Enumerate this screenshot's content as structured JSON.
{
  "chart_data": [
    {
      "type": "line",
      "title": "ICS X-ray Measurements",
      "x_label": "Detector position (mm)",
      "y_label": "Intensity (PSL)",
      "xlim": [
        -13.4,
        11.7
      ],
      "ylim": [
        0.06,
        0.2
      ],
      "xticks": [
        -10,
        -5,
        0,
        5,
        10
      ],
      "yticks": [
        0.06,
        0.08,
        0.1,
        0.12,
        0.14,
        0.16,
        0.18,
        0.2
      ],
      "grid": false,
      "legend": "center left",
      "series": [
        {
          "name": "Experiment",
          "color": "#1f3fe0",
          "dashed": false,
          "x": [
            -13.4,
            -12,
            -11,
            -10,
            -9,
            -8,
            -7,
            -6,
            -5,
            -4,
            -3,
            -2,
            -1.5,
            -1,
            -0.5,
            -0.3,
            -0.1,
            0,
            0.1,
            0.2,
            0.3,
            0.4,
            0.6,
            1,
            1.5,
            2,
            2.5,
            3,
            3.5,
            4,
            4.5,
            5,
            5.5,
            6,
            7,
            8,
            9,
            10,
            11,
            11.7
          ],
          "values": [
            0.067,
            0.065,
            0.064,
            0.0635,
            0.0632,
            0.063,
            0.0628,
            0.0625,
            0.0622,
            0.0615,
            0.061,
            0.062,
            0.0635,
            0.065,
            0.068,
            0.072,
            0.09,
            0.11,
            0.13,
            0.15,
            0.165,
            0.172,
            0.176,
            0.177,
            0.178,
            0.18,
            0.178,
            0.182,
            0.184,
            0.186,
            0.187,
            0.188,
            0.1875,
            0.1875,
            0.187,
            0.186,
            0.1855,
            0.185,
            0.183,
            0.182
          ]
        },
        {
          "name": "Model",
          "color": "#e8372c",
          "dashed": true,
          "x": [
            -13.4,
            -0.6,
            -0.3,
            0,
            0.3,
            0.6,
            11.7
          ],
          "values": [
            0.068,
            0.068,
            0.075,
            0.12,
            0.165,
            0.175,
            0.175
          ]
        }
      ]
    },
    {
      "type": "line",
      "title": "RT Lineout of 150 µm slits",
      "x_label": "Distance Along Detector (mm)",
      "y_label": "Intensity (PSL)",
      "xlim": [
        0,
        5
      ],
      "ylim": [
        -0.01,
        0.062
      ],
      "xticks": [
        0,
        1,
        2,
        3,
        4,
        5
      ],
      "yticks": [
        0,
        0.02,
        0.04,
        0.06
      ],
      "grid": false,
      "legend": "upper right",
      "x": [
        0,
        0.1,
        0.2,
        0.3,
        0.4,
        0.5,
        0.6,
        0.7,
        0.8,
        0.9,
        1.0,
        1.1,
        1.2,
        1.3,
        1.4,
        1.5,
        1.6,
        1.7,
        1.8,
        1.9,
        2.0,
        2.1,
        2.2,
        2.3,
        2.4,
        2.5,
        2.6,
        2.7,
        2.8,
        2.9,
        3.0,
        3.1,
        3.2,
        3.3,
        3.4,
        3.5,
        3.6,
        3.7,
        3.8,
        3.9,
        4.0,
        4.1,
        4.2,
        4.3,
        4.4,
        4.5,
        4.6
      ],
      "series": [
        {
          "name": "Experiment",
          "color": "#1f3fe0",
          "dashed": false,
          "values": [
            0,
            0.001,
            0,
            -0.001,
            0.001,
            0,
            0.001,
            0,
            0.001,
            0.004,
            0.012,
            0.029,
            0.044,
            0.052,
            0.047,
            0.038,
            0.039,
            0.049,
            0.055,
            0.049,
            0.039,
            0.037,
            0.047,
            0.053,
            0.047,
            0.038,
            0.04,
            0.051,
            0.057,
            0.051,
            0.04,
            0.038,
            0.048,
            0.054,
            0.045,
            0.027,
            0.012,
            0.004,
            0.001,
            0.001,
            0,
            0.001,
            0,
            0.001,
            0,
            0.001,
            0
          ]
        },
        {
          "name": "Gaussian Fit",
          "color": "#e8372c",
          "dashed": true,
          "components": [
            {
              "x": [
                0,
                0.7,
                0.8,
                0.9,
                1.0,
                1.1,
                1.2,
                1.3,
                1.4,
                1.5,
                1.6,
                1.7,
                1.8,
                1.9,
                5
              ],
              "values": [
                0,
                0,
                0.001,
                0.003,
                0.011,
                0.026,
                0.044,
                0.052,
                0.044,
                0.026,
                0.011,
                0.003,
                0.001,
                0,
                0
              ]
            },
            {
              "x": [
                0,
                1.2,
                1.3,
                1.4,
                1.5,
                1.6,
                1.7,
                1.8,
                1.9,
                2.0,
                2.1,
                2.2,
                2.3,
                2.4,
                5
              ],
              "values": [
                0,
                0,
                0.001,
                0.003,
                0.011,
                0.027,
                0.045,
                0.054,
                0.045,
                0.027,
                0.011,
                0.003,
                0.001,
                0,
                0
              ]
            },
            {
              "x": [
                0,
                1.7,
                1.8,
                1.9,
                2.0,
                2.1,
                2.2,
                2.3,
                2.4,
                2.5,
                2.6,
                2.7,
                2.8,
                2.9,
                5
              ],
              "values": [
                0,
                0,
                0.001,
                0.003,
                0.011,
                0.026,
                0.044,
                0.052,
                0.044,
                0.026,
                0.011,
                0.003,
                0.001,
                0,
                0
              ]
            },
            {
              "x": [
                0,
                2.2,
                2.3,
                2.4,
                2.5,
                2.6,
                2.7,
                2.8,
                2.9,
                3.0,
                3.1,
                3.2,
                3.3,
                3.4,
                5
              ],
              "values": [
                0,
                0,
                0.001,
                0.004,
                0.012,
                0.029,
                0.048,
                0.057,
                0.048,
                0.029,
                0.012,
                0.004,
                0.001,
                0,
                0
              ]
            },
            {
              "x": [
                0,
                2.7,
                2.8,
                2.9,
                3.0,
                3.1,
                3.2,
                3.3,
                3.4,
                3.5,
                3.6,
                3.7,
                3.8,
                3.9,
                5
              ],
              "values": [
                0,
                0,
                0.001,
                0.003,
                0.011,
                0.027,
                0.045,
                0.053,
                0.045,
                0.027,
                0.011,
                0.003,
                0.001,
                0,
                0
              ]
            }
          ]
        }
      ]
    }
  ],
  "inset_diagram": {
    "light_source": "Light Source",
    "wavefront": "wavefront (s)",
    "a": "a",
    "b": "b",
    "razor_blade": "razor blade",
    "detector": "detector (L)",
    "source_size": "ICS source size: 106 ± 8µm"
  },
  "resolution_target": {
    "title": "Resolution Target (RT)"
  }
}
====================
### Given problem
Return the entries in full, keeping every line exactly as it is.

### Result of this exercise
Enumerate this screenshot's content as structured JSON.
{
  "chart_data": [
    {
      "type": "line",
      "title": "ICS X-ray Measurements",
      "x_label": "Detector position (mm)",
      "y_label": "Intensity (PSL)",
      "xlim": [
        -13.4,
        11.7
      ],
      "ylim": [
        0.06,
        0.2
      ],
      "xticks": [
        -10,
        -5,
        0,
        5,
        10
      ],
      "yticks": [
        0.06,
        0.08,
        0.1,
        0.12,
        0.14,
        0.16,
        0.18,
        0.2
      ],
      "grid": false,
      "legend": "center left",
      "series": [
        {
          "name": "Experiment",
          "color": "#1f3fe0",
          "dashed": false,
          "x": [
            -13.4,
            -12,
            -11,
            -10,
            -9,
            -8,
            -7,
            -6,
            -5,
            -4,
            -3,
            -2,
            -1.5,
            -1,
            -0.5,
            -0.3,
            -0.1,
            0,
            0.1,
            0.2,
            0.3,
            0.4,
            0.6,
            1,
            1.5,
            2,
            2.5,
            3,
            3.5,
            4,
            4.5,
            5,
            5.5,
            6,
            7,
            8,
            9,
            10,
            11,
            11.7
          ],
          "values": [
            0.067,
            0.065,
            0.064,
            0.0635,
            0.0632,
            0.063,
            0.0628,
            0.0625,
            0.0622,
            0.0615,
            0.061,
            0.062,
            0.0635,
            0.065,
            0.068,
            0.072,
            0.09,
            0.11,
            0.13,
            0.15,
            0.165,
            0.172,
            0.176,
            0.177,
            0.178,
            0.18,
            0.178,
            0.182,
            0.184,
            0.186,
            0.187,
            0.188,
            0.1875,
            0.1875,
            0.187,
            0.186,
            0.1855,
            0.185,
            0.183,
            0.182
          ]
        },
        {
          "name": "Model",
          "color": "#e8372c",
          "dashed": true,
          "x": [
            -13.4,
            -0.6,
            -0.3,
            0,
            0.3,
            0.6,
            11.7
          ],
          "values": [
            0.068,
            0.068,
            0.075,
            0.12,
            0.165,
            0.175,
            0.175
          ]
        }
      ]
    },
    {
      "type": "line",
      "title": "RT Lineout of 150 µm slits",
      "x_label": "Distance Along Detector (mm)",
      "y_label": "Intensity (PSL)",
      "xlim": [
        0,
        5
      ],
      "ylim": [
        -0.01,
        0.062
      ],
      "xticks": [
        0,
        1,
        2,
        3,
        4,
        5
      ],
      "yticks": [
        0,
        0.02,
        0.04,
        0.06
      ],
      "grid": false,
      "legend": "upper right",
      "x": [
        0,
        0.1,
        0.2,
        0.3,
        0.4,
        0.5,
        0.6,
        0.7,
        0.8,
        0.9,
        1.0,
        1.1,
        1.2,
        1.3,
        1.4,
        1.5,
        1.6,
        1.7,
        1.8,
        1.9,
        2.0,
        2.1,
        2.2,
        2.3,
        2.4,
        2.5,
        2.6,
        2.7,
        2.8,
        2.9,
        3.0,
        3.1,
        3.2,
        3.3,
        3.4,
        3.5,
        3.6,
        3.7,
        3.8,
        3.9,
        4.0,
        4.1,
        4.2,
        4.3,
        4.4,
        4.5,
        4.6
      ],
      "series": [
        {
          "name": "Experiment",
          "color": "#1f3fe0",
          "dashed": false,
          "values": [
            0,
            0.001,
            0,
            -0.001,
            0.001,
            0,
            0.001,
            0,
            0.001,
            0.004,
            0.012,
            0.029,
            0.044,
            0.052,
            0.047,
            0.038,
            0.039,
            0.049,
            0.055,
            0.049,
            0.039,
            0.037,
            0.047,
            0.053,
            0.047,
            0.038,
            0.04,
            0.051,
            0.057,
            0.051,
            0.04,
            0.038,
            0.048,
            0.054,
            0.045,
            0.027,
            0.012,
            0.004,
            0.001,
            0.001,
            0,
            0.001,
            0,
            0.001,
            0,
            0.001,
            0
          ]
        },
        {
          "name": "Gaussian Fit",
          "color": "#e8372c",
          "dashed": true,
          "components": [
            {
              "x": [
                0,
                0.7,
                0.8,
                0.9,
                1.0,
                1.1,
                1.2,
                1.3,
                1.4,
                1.5,
                1.6,
                1.7,
                1.8,
                1.9,
                5
              ],
              "values": [
                0,
                0,
                0.001,
                0.003,
                0.011,
                0.026,
                0.044,
                0.052,
                0.044,
                0.026,
                0.011,
                0.003,
                0.001,
                0,
                0
              ]
            },
            {
              "x": [
                0,
                1.2,
                1.3,
                1.4,
                1.5,
                1.6,
                1.7,
                1.8,
                1.9,
                2.0,
                2.1,
                2.2,
                2.3,
                2.4,
                5
              ],
              "values": [
                0,
                0,
                0.001,
                0.003,
                0.011,
                0.027,
                0.045,
                0.054,
                0.045,
                0.027,
                0.011,
                0.003,
                0.001,
                0,
                0
              ]
            },
            {
              "x": [
                0,
                1.7,
                1.8,
                1.9,
                2.0,
                2.1,
                2.2,
                2.3,
                2.4,
                2.5,
                2.6,
                2.7,
                2.8,
                2.9,
                5
              ],
              "values": [
                0,
                0,
                0.001,
                0.003,
                0.011,
                0.026,
                0.044,
                0.052,
                0.044,
                0.026,
                0.011,
                0.003,
                0.001,
                0,
                0
              ]
            },
            {
              "x": [
                0,
                2.2,
                2.3,
                2.4,
                2.5,
                2.6,
                2.7,
                2.8,
                2.9,
                3.0,
                3.1,
                3.2,
                3.3,
                3.4,
                5
              ],
              "values": [
                0,
                0,
                0.001,
                0.004,
                0.012,
                0.029,
                0.048,
                0.057,
                0.048,
                0.029,
                0.012,
                0.004,
                0.001,
                0,
                0
              ]
            },
            {
              "x": [
                0,
                2.7,
                2.8,
                2.9,
                3.0,
                3.1,
                3.2,
                3.3,
                3.4,
                3.5,
                3.6,
                3.7,
                3.8,
                3.9,
                5
              ],
              "values": [
                0,
                0,
                0.001,
                0.003,
                0.011,
                0.027,
                0.045,
                0.053,
                0.045,
                0.027,
                0.011,
                0.003,
                0.001,
                0,
                0
              ]
            }
          ]
        }
      ]
    }
  ],
  "inset_diagram": {
    "light_source": "Light Source",
    "wavefront": "wavefront (s)",
    "a": "a",
    "b": "b",
    "razor_blade": "razor blade",
    "detector": "detector (L)",
    "source_size": "ICS source size: 106 ± 8µm"
  },
  "resolution_target": {
    "title": "Resolution Target (RT)"
  }
}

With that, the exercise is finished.